Data entries:
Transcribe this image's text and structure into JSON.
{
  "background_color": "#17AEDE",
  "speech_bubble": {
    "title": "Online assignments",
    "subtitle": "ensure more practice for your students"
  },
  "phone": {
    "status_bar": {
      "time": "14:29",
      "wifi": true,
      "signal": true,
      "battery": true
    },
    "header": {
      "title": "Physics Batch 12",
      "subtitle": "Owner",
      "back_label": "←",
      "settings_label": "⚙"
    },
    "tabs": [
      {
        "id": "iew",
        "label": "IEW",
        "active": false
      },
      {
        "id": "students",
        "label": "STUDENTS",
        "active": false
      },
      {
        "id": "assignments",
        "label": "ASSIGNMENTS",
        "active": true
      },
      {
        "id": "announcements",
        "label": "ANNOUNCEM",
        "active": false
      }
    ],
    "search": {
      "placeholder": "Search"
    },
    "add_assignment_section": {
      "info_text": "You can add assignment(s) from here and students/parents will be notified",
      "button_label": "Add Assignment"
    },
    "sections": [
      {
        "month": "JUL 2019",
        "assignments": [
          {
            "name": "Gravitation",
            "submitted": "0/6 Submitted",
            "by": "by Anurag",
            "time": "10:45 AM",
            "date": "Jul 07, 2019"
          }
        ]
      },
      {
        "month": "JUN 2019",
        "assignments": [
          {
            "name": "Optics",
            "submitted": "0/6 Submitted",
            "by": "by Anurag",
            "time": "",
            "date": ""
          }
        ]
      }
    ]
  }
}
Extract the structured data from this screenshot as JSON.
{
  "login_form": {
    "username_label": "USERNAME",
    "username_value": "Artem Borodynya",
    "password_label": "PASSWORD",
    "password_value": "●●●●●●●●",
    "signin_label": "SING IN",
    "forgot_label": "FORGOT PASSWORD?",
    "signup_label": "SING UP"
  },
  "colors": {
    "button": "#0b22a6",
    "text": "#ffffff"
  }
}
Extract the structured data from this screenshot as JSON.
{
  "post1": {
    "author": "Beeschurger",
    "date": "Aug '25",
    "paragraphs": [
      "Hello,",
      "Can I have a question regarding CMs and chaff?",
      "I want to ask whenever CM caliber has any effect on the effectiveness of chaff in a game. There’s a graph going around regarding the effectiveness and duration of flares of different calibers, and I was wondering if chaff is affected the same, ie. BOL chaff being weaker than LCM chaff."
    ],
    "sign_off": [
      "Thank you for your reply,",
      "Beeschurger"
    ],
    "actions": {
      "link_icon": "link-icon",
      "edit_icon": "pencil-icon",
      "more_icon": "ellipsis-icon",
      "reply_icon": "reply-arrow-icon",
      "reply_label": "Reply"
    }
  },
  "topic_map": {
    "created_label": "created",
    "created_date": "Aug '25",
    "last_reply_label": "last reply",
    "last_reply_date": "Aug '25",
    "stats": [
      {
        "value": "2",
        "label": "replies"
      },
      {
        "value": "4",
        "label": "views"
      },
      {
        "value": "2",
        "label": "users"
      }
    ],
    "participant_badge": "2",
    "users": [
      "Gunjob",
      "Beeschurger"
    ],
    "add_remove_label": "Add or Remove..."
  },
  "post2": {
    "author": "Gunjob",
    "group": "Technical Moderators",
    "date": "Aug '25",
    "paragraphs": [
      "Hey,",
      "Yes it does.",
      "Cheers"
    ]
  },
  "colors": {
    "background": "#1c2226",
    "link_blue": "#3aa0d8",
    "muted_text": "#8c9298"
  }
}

- Your instructions -
Set down all of the records shown above once more, exactly.

- Output for this exercise -
Transcribe this image's text and structure into JSON.
{
  "background_color": "#17AEDE",
  "speech_bubble": {
    "title": "Online assignments",
    "subtitle": "ensure more practice for your students"
  },
  "phone": {
    "status_bar": {
      "time": "14:29",
      "wifi": true,
      "signal": true,
      "battery": true
    },
    "header": {
      "title": "Physics Batch 12",
      "subtitle": "Owner",
      "back_label": "←",
      "settings_label": "⚙"
    },
    "tabs": [
      {
        "id": "iew",
        "label": "IEW",
        "active": false
      },
      {
        "id": "students",
        "label": "STUDENTS",
        "active": false
      },
      {
        "id": "assignments",
        "label": "ASSIGNMENTS",
        "active": true
      },
      {
        "id": "announcements",
        "label": "ANNOUNCEM",
        "active": false
      }
    ],
    "search": {
      "placeholder": "Search"
    },
    "add_assignment_section": {
      "info_text": "You can add assignment(s) from here and students/parents will be notified",
      "button_label": "Add Assignment"
    },
    "sections": [
      {
        "month": "JUL 2019",
        "assignments": [
          {
            "name": "Gravitation",
            "submitted": "0/6 Submitted",
            "by": "by Anurag",
            "time": "10:45 AM",
            "date": "Jul 07, 2019"
          }
        ]
      },
      {
        "month": "JUN 2019",
        "assignments": [
          {
            "name": "Optics",
            "submitted": "0/6 Submitted",
            "by": "by Anurag",
            "time": "",
            "date": ""
          }
        ]
      }
    ]
  }
}
Extract the structured data from this screenshot as JSON.
{
  "login_form": {
    "username_label": "USERNAME",
    "username_value": "Artem Borodynya",
    "password_label": "PASSWORD",
    "password_value": "●●●●●●●●",
    "signin_label": "SING IN",
    "forgot_label": "FORGOT PASSWORD?",
    "signup_label": "SING UP"
  },
  "colors": {
    "button": "#0b22a6",
    "text": "#ffffff"
  }
}
Extract the structured data from this screenshot as JSON.
{
  "post1": {
    "author": "Beeschurger",
    "date": "Aug '25",
    "paragraphs": [
      "Hello,",
      "Can I have a question regarding CMs and chaff?",
      "I want to ask whenever CM caliber has any effect on the effectiveness of chaff in a game. There’s a graph going around regarding the effectiveness and duration of flares of different calibers, and I was wondering if chaff is affected the same, ie. BOL chaff being weaker than LCM chaff."
    ],
    "sign_off": [
      "Thank you for your reply,",
      "Beeschurger"
    ],
    "actions": {
      "link_icon": "link-icon",
      "edit_icon": "pencil-icon",
      "more_icon": "ellipsis-icon",
      "reply_icon": "reply-arrow-icon",
      "reply_label": "Reply"
    }
  },
  "topic_map": {
    "created_label": "created",
    "created_date": "Aug '25",
    "last_reply_label": "last reply",
    "last_reply_date": "Aug '25",
    "stats": [
      {
        "value": "2",
        "label": "replies"
      },
      {
        "value": "4",
        "label": "views"
      },
      {
        "value": "2",
        "label": "users"
      }
    ],
    "participant_badge": "2",
    "users": [
      "Gunjob",
      "Beeschurger"
    ],
    "add_remove_label": "Add or Remove..."
  },
  "post2": {
    "author": "Gunjob",
    "group": "Technical Moderators",
    "date": "Aug '25",
    "paragraphs": [
      "Hey,",
      "Yes it does.",
      "Cheers"
    ]
  },
  "colors": {
    "background": "#1c2226",
    "link_blue": "#3aa0d8",
    "muted_text": "#8c9298"
  }
}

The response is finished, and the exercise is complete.